***** GIVEN INFORMATION *****

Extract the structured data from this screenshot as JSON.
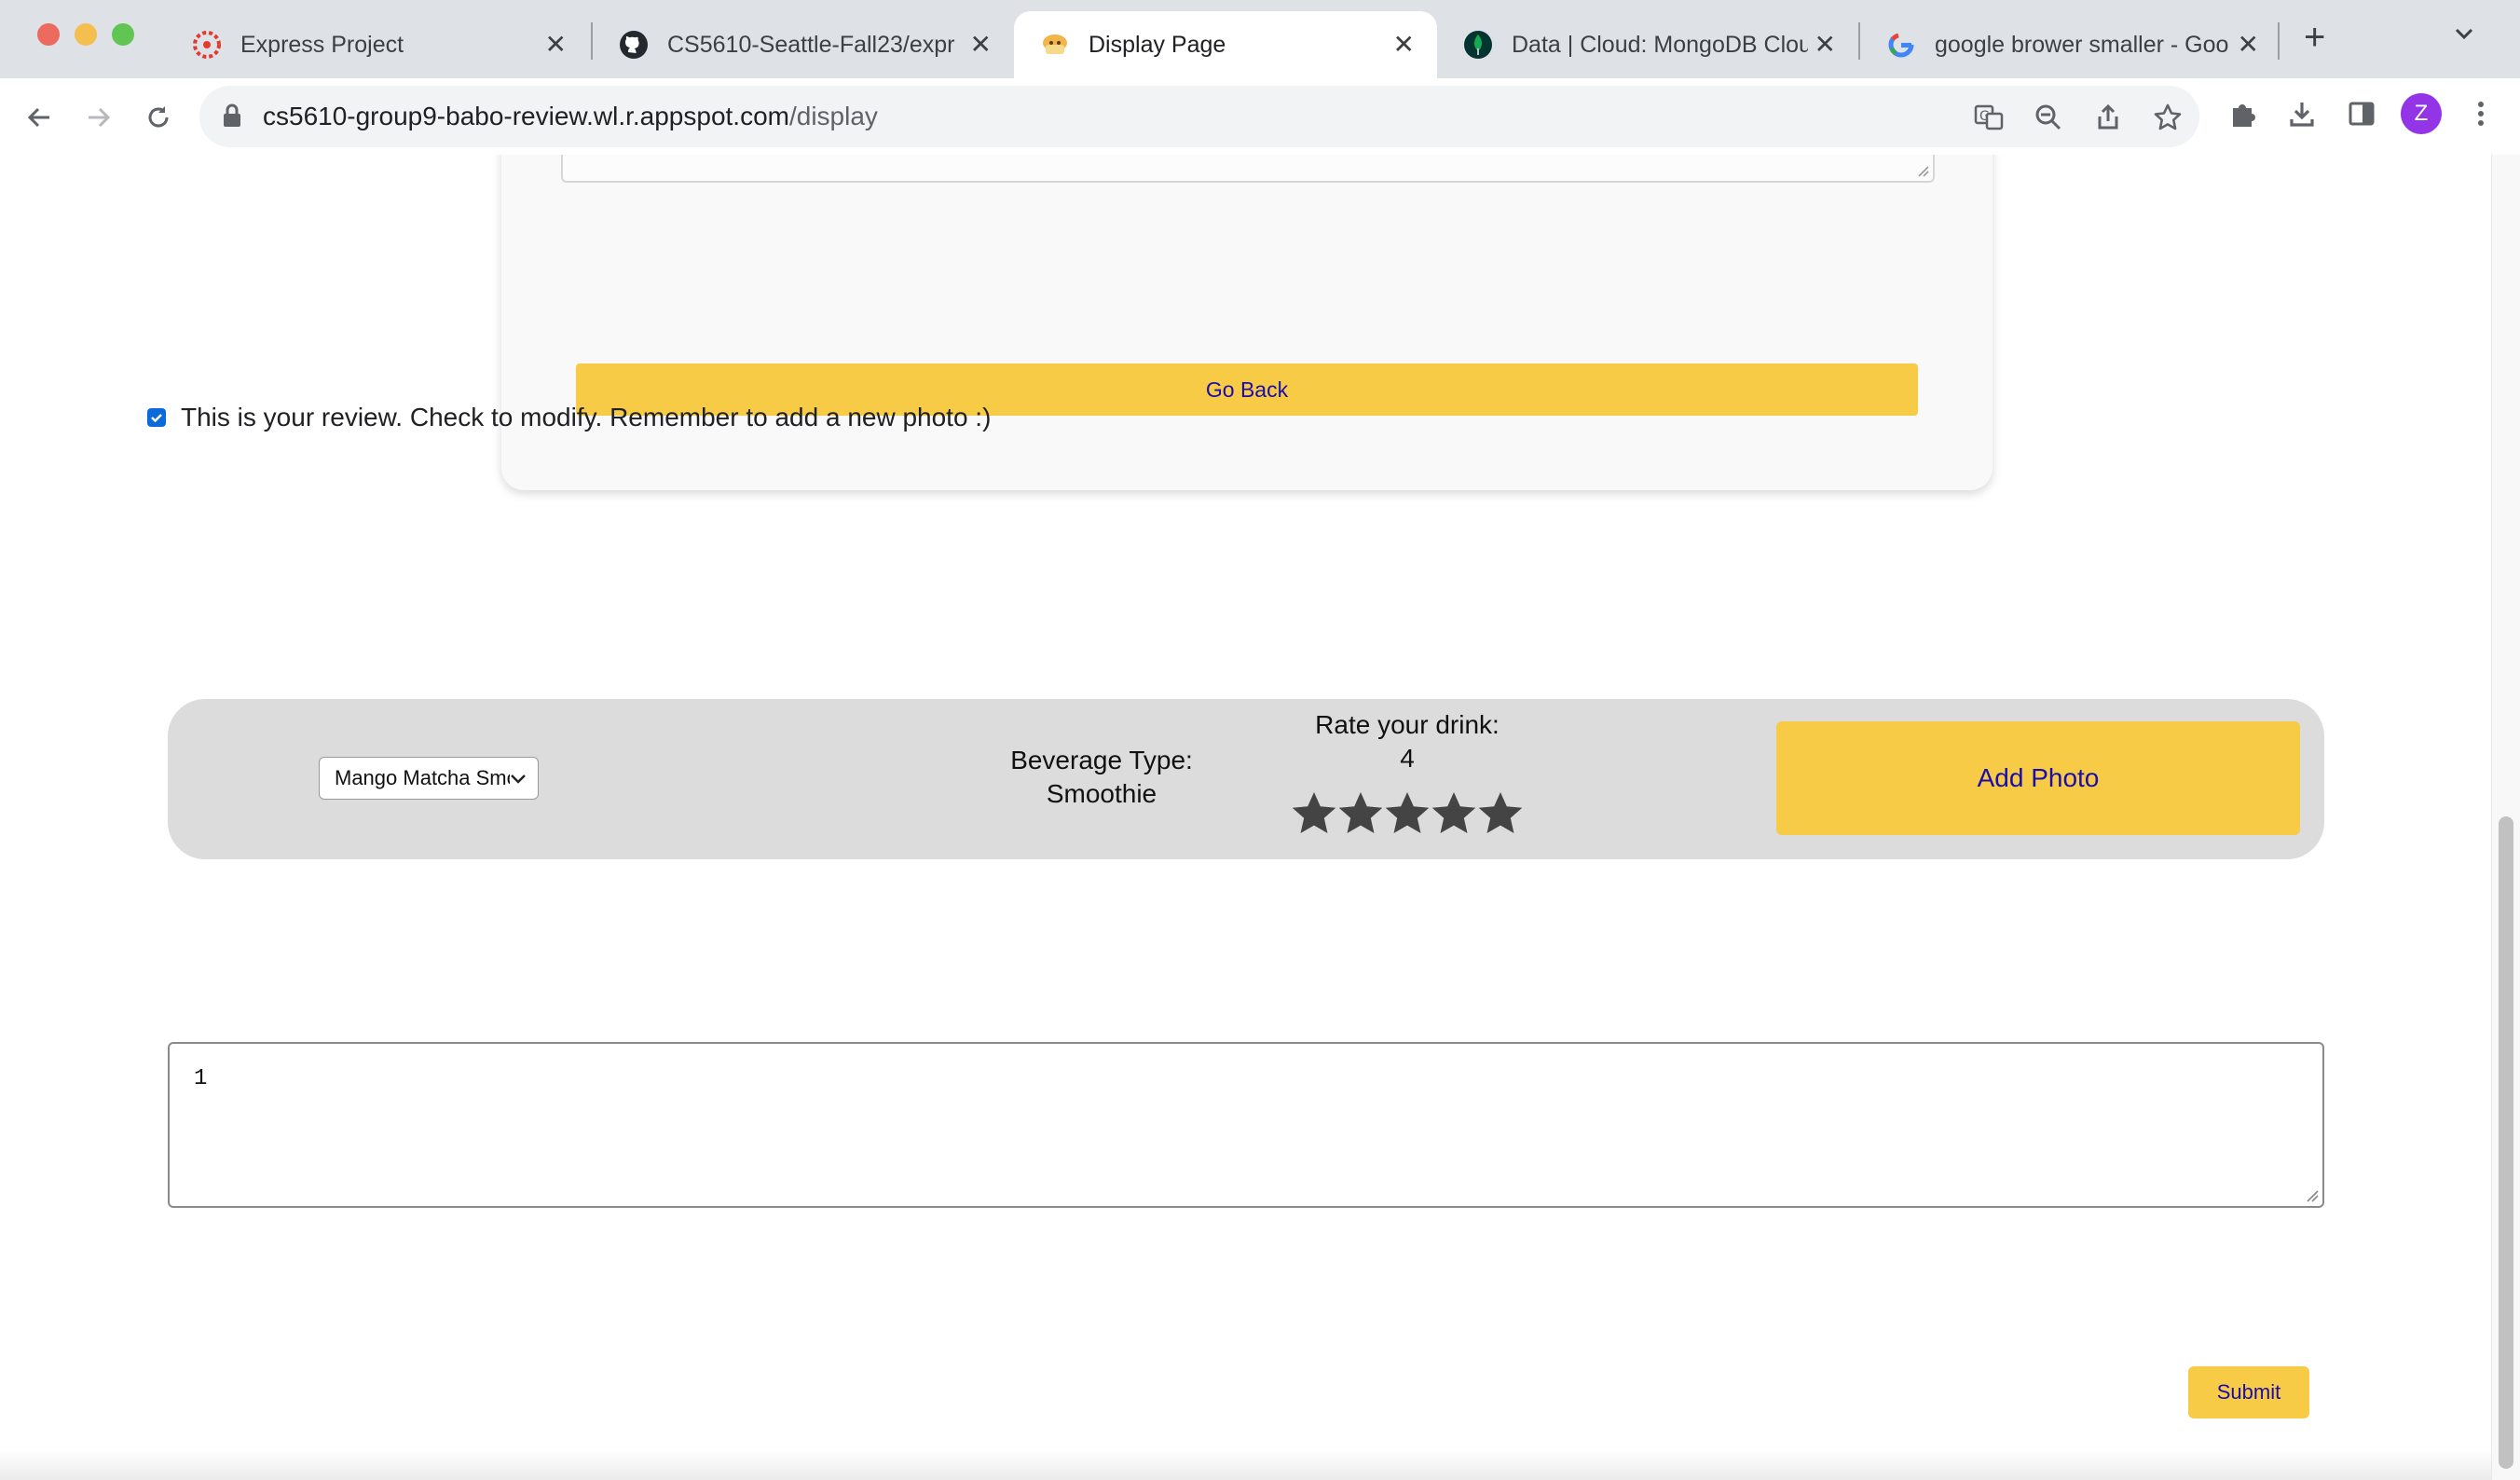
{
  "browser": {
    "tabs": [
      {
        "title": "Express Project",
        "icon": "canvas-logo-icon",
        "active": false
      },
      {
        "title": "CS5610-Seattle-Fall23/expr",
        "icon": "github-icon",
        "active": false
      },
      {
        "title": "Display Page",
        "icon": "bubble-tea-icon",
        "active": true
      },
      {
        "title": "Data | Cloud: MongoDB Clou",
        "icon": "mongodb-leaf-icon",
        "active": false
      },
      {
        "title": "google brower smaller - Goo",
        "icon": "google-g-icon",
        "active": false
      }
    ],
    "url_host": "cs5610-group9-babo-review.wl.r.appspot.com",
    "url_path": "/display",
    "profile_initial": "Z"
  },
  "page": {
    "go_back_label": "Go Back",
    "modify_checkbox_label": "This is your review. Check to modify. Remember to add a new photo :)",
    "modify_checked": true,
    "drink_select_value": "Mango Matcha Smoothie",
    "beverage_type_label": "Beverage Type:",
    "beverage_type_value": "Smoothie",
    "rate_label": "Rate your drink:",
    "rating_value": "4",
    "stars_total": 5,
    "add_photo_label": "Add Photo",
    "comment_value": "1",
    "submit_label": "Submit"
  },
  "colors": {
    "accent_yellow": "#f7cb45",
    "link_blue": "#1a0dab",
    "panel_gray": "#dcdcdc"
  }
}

*****

_JOB_:
The pictures should not be reproduced; quote all of the other material exactly.

_ANSWER FOR THE TASK_:
Extract the structured data from this screenshot as JSON.
{
  "browser": {
    "tabs": [
      {
        "title": "Express Project",
        "icon": "canvas-logo-icon",
        "active": false
      },
      {
        "title": "CS5610-Seattle-Fall23/expr",
        "icon": "github-icon",
        "active": false
      },
      {
        "title": "Display Page",
        "icon": "bubble-tea-icon",
        "active": true
      },
      {
        "title": "Data | Cloud: MongoDB Clou",
        "icon": "mongodb-leaf-icon",
        "active": false
      },
      {
        "title": "google brower smaller - Goo",
        "icon": "google-g-icon",
        "active": false
      }
    ],
    "url_host": "cs5610-group9-babo-review.wl.r.appspot.com",
    "url_path": "/display",
    "profile_initial": "Z"
  },
  "page": {
    "go_back_label": "Go Back",
    "modify_checkbox_label": "This is your review. Check to modify. Remember to add a new photo :)",
    "modify_checked": true,
    "drink_select_value": "Mango Matcha Smoothie",
    "beverage_type_label": "Beverage Type:",
    "beverage_type_value": "Smoothie",
    "rate_label": "Rate your drink:",
    "rating_value": "4",
    "stars_total": 5,
    "add_photo_label": "Add Photo",
    "comment_value": "1",
    "submit_label": "Submit"
  },
  "colors": {
    "accent_yellow": "#f7cb45",
    "link_blue": "#1a0dab",
    "panel_gray": "#dcdcdc"
  }
}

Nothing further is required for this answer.